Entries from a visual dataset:
● ● ● ● ● ● ●

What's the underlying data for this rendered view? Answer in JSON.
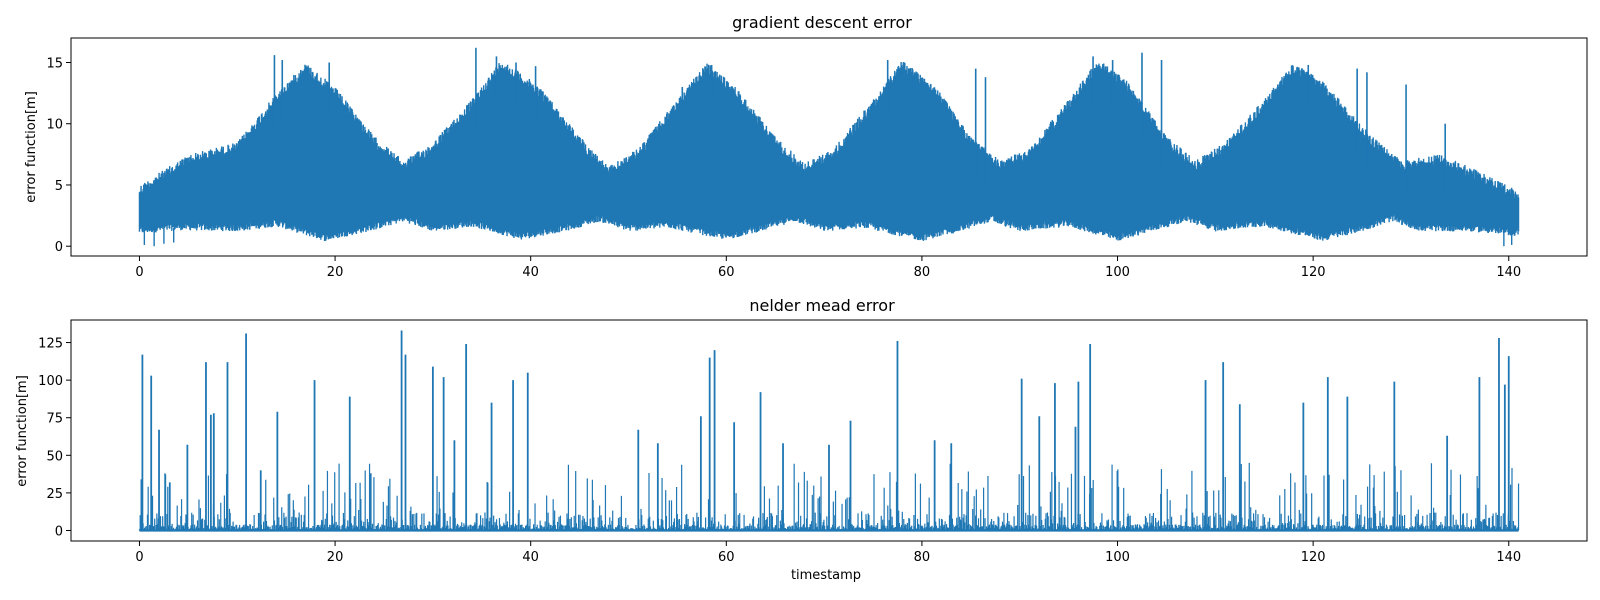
{
  "chart_data": [
    {
      "type": "line",
      "title": "gradient descent error",
      "xlabel": "",
      "ylabel": "error function[m]",
      "xlim": [
        -7,
        148
      ],
      "ylim": [
        -0.8,
        17
      ],
      "xticks": [
        0,
        20,
        40,
        60,
        80,
        100,
        120,
        140
      ],
      "yticks": [
        0,
        5,
        10,
        15
      ],
      "grid": false,
      "line_color": "#1f77b4",
      "x_range": [
        0,
        141
      ],
      "band_min_values_at_x": [
        [
          0,
          1.0
        ],
        [
          4,
          1.3
        ],
        [
          10,
          1.2
        ],
        [
          14,
          1.6
        ],
        [
          19,
          0.4
        ],
        [
          24,
          1.3
        ],
        [
          27,
          2.0
        ],
        [
          30,
          1.2
        ],
        [
          34,
          1.6
        ],
        [
          39,
          0.5
        ],
        [
          44,
          1.3
        ],
        [
          47,
          2.0
        ],
        [
          50,
          1.2
        ],
        [
          54,
          1.5
        ],
        [
          60,
          0.5
        ],
        [
          64,
          1.3
        ],
        [
          67,
          2.0
        ],
        [
          70,
          1.2
        ],
        [
          74,
          1.5
        ],
        [
          80,
          0.4
        ],
        [
          84,
          1.2
        ],
        [
          87,
          2.0
        ],
        [
          90,
          1.2
        ],
        [
          95,
          1.6
        ],
        [
          100,
          0.4
        ],
        [
          104,
          1.3
        ],
        [
          107,
          2.0
        ],
        [
          110,
          1.2
        ],
        [
          115,
          1.6
        ],
        [
          121,
          0.4
        ],
        [
          125,
          1.2
        ],
        [
          128,
          2.0
        ],
        [
          131,
          1.2
        ],
        [
          136,
          1.2
        ],
        [
          141,
          0.8
        ]
      ],
      "band_max_values_at_x": [
        [
          0,
          5.0
        ],
        [
          5,
          7.5
        ],
        [
          10,
          8.5
        ],
        [
          14,
          12.5
        ],
        [
          17,
          15.0
        ],
        [
          20,
          13.0
        ],
        [
          24,
          9.0
        ],
        [
          27,
          7.0
        ],
        [
          30,
          8.5
        ],
        [
          34,
          12.0
        ],
        [
          37,
          15.3
        ],
        [
          41,
          13.0
        ],
        [
          45,
          9.0
        ],
        [
          48,
          6.5
        ],
        [
          51,
          8.0
        ],
        [
          55,
          12.0
        ],
        [
          58,
          15.0
        ],
        [
          61,
          13.0
        ],
        [
          65,
          9.0
        ],
        [
          68,
          6.8
        ],
        [
          71,
          8.0
        ],
        [
          75,
          12.0
        ],
        [
          78,
          15.2
        ],
        [
          81,
          13.5
        ],
        [
          85,
          9.0
        ],
        [
          88,
          7.0
        ],
        [
          91,
          8.0
        ],
        [
          95,
          12.0
        ],
        [
          98,
          15.3
        ],
        [
          101,
          13.5
        ],
        [
          105,
          9.0
        ],
        [
          108,
          7.0
        ],
        [
          111,
          8.5
        ],
        [
          115,
          12.0
        ],
        [
          118,
          15.0
        ],
        [
          121,
          13.5
        ],
        [
          126,
          9.0
        ],
        [
          129,
          7.0
        ],
        [
          133,
          7.5
        ],
        [
          136,
          6.5
        ],
        [
          141,
          4.5
        ]
      ],
      "spikes_max_values_at_x": [
        [
          13.8,
          15.6
        ],
        [
          14.6,
          15.2
        ],
        [
          19.4,
          15.0
        ],
        [
          34.4,
          16.2
        ],
        [
          36.5,
          15.5
        ],
        [
          38.5,
          15.0
        ],
        [
          40.5,
          14.7
        ],
        [
          55.5,
          13.0
        ],
        [
          58.5,
          14.8
        ],
        [
          76.5,
          15.2
        ],
        [
          85.5,
          14.5
        ],
        [
          86.5,
          13.8
        ],
        [
          97.5,
          15.5
        ],
        [
          99.5,
          15.2
        ],
        [
          102.5,
          15.8
        ],
        [
          104.5,
          15.2
        ],
        [
          119.5,
          14.8
        ],
        [
          124.5,
          14.5
        ],
        [
          125.5,
          14.2
        ],
        [
          129.5,
          13.2
        ],
        [
          133.5,
          10.0
        ]
      ]
    },
    {
      "type": "line",
      "title": "nelder mead error",
      "xlabel": "timestamp",
      "ylabel": "error function[m]",
      "xlim": [
        -7,
        148
      ],
      "ylim": [
        -7,
        140
      ],
      "xticks": [
        0,
        20,
        40,
        60,
        80,
        100,
        120,
        140
      ],
      "yticks": [
        0,
        25,
        50,
        75,
        100,
        125
      ],
      "grid": false,
      "line_color": "#1f77b4",
      "x_range": [
        0,
        141
      ],
      "baseline_value": 0,
      "spikes_max_values_at_x": [
        [
          0.2,
          34
        ],
        [
          0.3,
          117
        ],
        [
          1.2,
          103
        ],
        [
          2.0,
          67
        ],
        [
          3.1,
          32
        ],
        [
          4.9,
          57
        ],
        [
          6.8,
          112
        ],
        [
          7.3,
          77
        ],
        [
          7.6,
          78
        ],
        [
          9.0,
          112
        ],
        [
          10.9,
          131
        ],
        [
          12.4,
          40
        ],
        [
          14.1,
          79
        ],
        [
          17.9,
          100
        ],
        [
          21.5,
          89
        ],
        [
          26.8,
          133
        ],
        [
          27.2,
          117
        ],
        [
          30.0,
          109
        ],
        [
          31.1,
          102
        ],
        [
          32.2,
          60
        ],
        [
          33.4,
          124
        ],
        [
          36.0,
          85
        ],
        [
          38.2,
          100
        ],
        [
          39.7,
          105
        ],
        [
          51.0,
          67
        ],
        [
          53.0,
          58
        ],
        [
          57.4,
          76
        ],
        [
          58.3,
          115
        ],
        [
          58.8,
          120
        ],
        [
          60.8,
          72
        ],
        [
          63.5,
          92
        ],
        [
          65.8,
          58
        ],
        [
          70.5,
          57
        ],
        [
          72.7,
          73
        ],
        [
          77.5,
          126
        ],
        [
          81.3,
          60
        ],
        [
          83.0,
          58
        ],
        [
          90.2,
          101
        ],
        [
          92.0,
          76
        ],
        [
          93.6,
          98
        ],
        [
          95.7,
          69
        ],
        [
          96.0,
          99
        ],
        [
          97.2,
          124
        ],
        [
          109.0,
          100
        ],
        [
          110.8,
          112
        ],
        [
          112.5,
          84
        ],
        [
          119.0,
          85
        ],
        [
          121.5,
          102
        ],
        [
          123.5,
          89
        ],
        [
          128.3,
          99
        ],
        [
          133.7,
          63
        ],
        [
          137.0,
          102
        ],
        [
          139.0,
          128
        ],
        [
          139.6,
          97
        ],
        [
          140.0,
          116
        ]
      ],
      "burst_level_range": [
        5,
        45
      ]
    }
  ]
}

● ● ● ● ● ● ●

== EXERCISE AIM ==
Leave the pictures out and print the records above exactly as they stand.

== FULL OUTPUT ==
What's the underlying data for this rendered view? Answer in JSON.
{
  "chart_data": [
    {
      "type": "line",
      "title": "gradient descent error",
      "xlabel": "",
      "ylabel": "error function[m]",
      "xlim": [
        -7,
        148
      ],
      "ylim": [
        -0.8,
        17
      ],
      "xticks": [
        0,
        20,
        40,
        60,
        80,
        100,
        120,
        140
      ],
      "yticks": [
        0,
        5,
        10,
        15
      ],
      "grid": false,
      "line_color": "#1f77b4",
      "x_range": [
        0,
        141
      ],
      "band_min_values_at_x": [
        [
          0,
          1.0
        ],
        [
          4,
          1.3
        ],
        [
          10,
          1.2
        ],
        [
          14,
          1.6
        ],
        [
          19,
          0.4
        ],
        [
          24,
          1.3
        ],
        [
          27,
          2.0
        ],
        [
          30,
          1.2
        ],
        [
          34,
          1.6
        ],
        [
          39,
          0.5
        ],
        [
          44,
          1.3
        ],
        [
          47,
          2.0
        ],
        [
          50,
          1.2
        ],
        [
          54,
          1.5
        ],
        [
          60,
          0.5
        ],
        [
          64,
          1.3
        ],
        [
          67,
          2.0
        ],
        [
          70,
          1.2
        ],
        [
          74,
          1.5
        ],
        [
          80,
          0.4
        ],
        [
          84,
          1.2
        ],
        [
          87,
          2.0
        ],
        [
          90,
          1.2
        ],
        [
          95,
          1.6
        ],
        [
          100,
          0.4
        ],
        [
          104,
          1.3
        ],
        [
          107,
          2.0
        ],
        [
          110,
          1.2
        ],
        [
          115,
          1.6
        ],
        [
          121,
          0.4
        ],
        [
          125,
          1.2
        ],
        [
          128,
          2.0
        ],
        [
          131,
          1.2
        ],
        [
          136,
          1.2
        ],
        [
          141,
          0.8
        ]
      ],
      "band_max_values_at_x": [
        [
          0,
          5.0
        ],
        [
          5,
          7.5
        ],
        [
          10,
          8.5
        ],
        [
          14,
          12.5
        ],
        [
          17,
          15.0
        ],
        [
          20,
          13.0
        ],
        [
          24,
          9.0
        ],
        [
          27,
          7.0
        ],
        [
          30,
          8.5
        ],
        [
          34,
          12.0
        ],
        [
          37,
          15.3
        ],
        [
          41,
          13.0
        ],
        [
          45,
          9.0
        ],
        [
          48,
          6.5
        ],
        [
          51,
          8.0
        ],
        [
          55,
          12.0
        ],
        [
          58,
          15.0
        ],
        [
          61,
          13.0
        ],
        [
          65,
          9.0
        ],
        [
          68,
          6.8
        ],
        [
          71,
          8.0
        ],
        [
          75,
          12.0
        ],
        [
          78,
          15.2
        ],
        [
          81,
          13.5
        ],
        [
          85,
          9.0
        ],
        [
          88,
          7.0
        ],
        [
          91,
          8.0
        ],
        [
          95,
          12.0
        ],
        [
          98,
          15.3
        ],
        [
          101,
          13.5
        ],
        [
          105,
          9.0
        ],
        [
          108,
          7.0
        ],
        [
          111,
          8.5
        ],
        [
          115,
          12.0
        ],
        [
          118,
          15.0
        ],
        [
          121,
          13.5
        ],
        [
          126,
          9.0
        ],
        [
          129,
          7.0
        ],
        [
          133,
          7.5
        ],
        [
          136,
          6.5
        ],
        [
          141,
          4.5
        ]
      ],
      "spikes_max_values_at_x": [
        [
          13.8,
          15.6
        ],
        [
          14.6,
          15.2
        ],
        [
          19.4,
          15.0
        ],
        [
          34.4,
          16.2
        ],
        [
          36.5,
          15.5
        ],
        [
          38.5,
          15.0
        ],
        [
          40.5,
          14.7
        ],
        [
          55.5,
          13.0
        ],
        [
          58.5,
          14.8
        ],
        [
          76.5,
          15.2
        ],
        [
          85.5,
          14.5
        ],
        [
          86.5,
          13.8
        ],
        [
          97.5,
          15.5
        ],
        [
          99.5,
          15.2
        ],
        [
          102.5,
          15.8
        ],
        [
          104.5,
          15.2
        ],
        [
          119.5,
          14.8
        ],
        [
          124.5,
          14.5
        ],
        [
          125.5,
          14.2
        ],
        [
          129.5,
          13.2
        ],
        [
          133.5,
          10.0
        ]
      ]
    },
    {
      "type": "line",
      "title": "nelder mead error",
      "xlabel": "timestamp",
      "ylabel": "error function[m]",
      "xlim": [
        -7,
        148
      ],
      "ylim": [
        -7,
        140
      ],
      "xticks": [
        0,
        20,
        40,
        60,
        80,
        100,
        120,
        140
      ],
      "yticks": [
        0,
        25,
        50,
        75,
        100,
        125
      ],
      "grid": false,
      "line_color": "#1f77b4",
      "x_range": [
        0,
        141
      ],
      "baseline_value": 0,
      "spikes_max_values_at_x": [
        [
          0.2,
          34
        ],
        [
          0.3,
          117
        ],
        [
          1.2,
          103
        ],
        [
          2.0,
          67
        ],
        [
          3.1,
          32
        ],
        [
          4.9,
          57
        ],
        [
          6.8,
          112
        ],
        [
          7.3,
          77
        ],
        [
          7.6,
          78
        ],
        [
          9.0,
          112
        ],
        [
          10.9,
          131
        ],
        [
          12.4,
          40
        ],
        [
          14.1,
          79
        ],
        [
          17.9,
          100
        ],
        [
          21.5,
          89
        ],
        [
          26.8,
          133
        ],
        [
          27.2,
          117
        ],
        [
          30.0,
          109
        ],
        [
          31.1,
          102
        ],
        [
          32.2,
          60
        ],
        [
          33.4,
          124
        ],
        [
          36.0,
          85
        ],
        [
          38.2,
          100
        ],
        [
          39.7,
          105
        ],
        [
          51.0,
          67
        ],
        [
          53.0,
          58
        ],
        [
          57.4,
          76
        ],
        [
          58.3,
          115
        ],
        [
          58.8,
          120
        ],
        [
          60.8,
          72
        ],
        [
          63.5,
          92
        ],
        [
          65.8,
          58
        ],
        [
          70.5,
          57
        ],
        [
          72.7,
          73
        ],
        [
          77.5,
          126
        ],
        [
          81.3,
          60
        ],
        [
          83.0,
          58
        ],
        [
          90.2,
          101
        ],
        [
          92.0,
          76
        ],
        [
          93.6,
          98
        ],
        [
          95.7,
          69
        ],
        [
          96.0,
          99
        ],
        [
          97.2,
          124
        ],
        [
          109.0,
          100
        ],
        [
          110.8,
          112
        ],
        [
          112.5,
          84
        ],
        [
          119.0,
          85
        ],
        [
          121.5,
          102
        ],
        [
          123.5,
          89
        ],
        [
          128.3,
          99
        ],
        [
          133.7,
          63
        ],
        [
          137.0,
          102
        ],
        [
          139.0,
          128
        ],
        [
          139.6,
          97
        ],
        [
          140.0,
          116
        ]
      ],
      "burst_level_range": [
        5,
        45
      ]
    }
  ]
}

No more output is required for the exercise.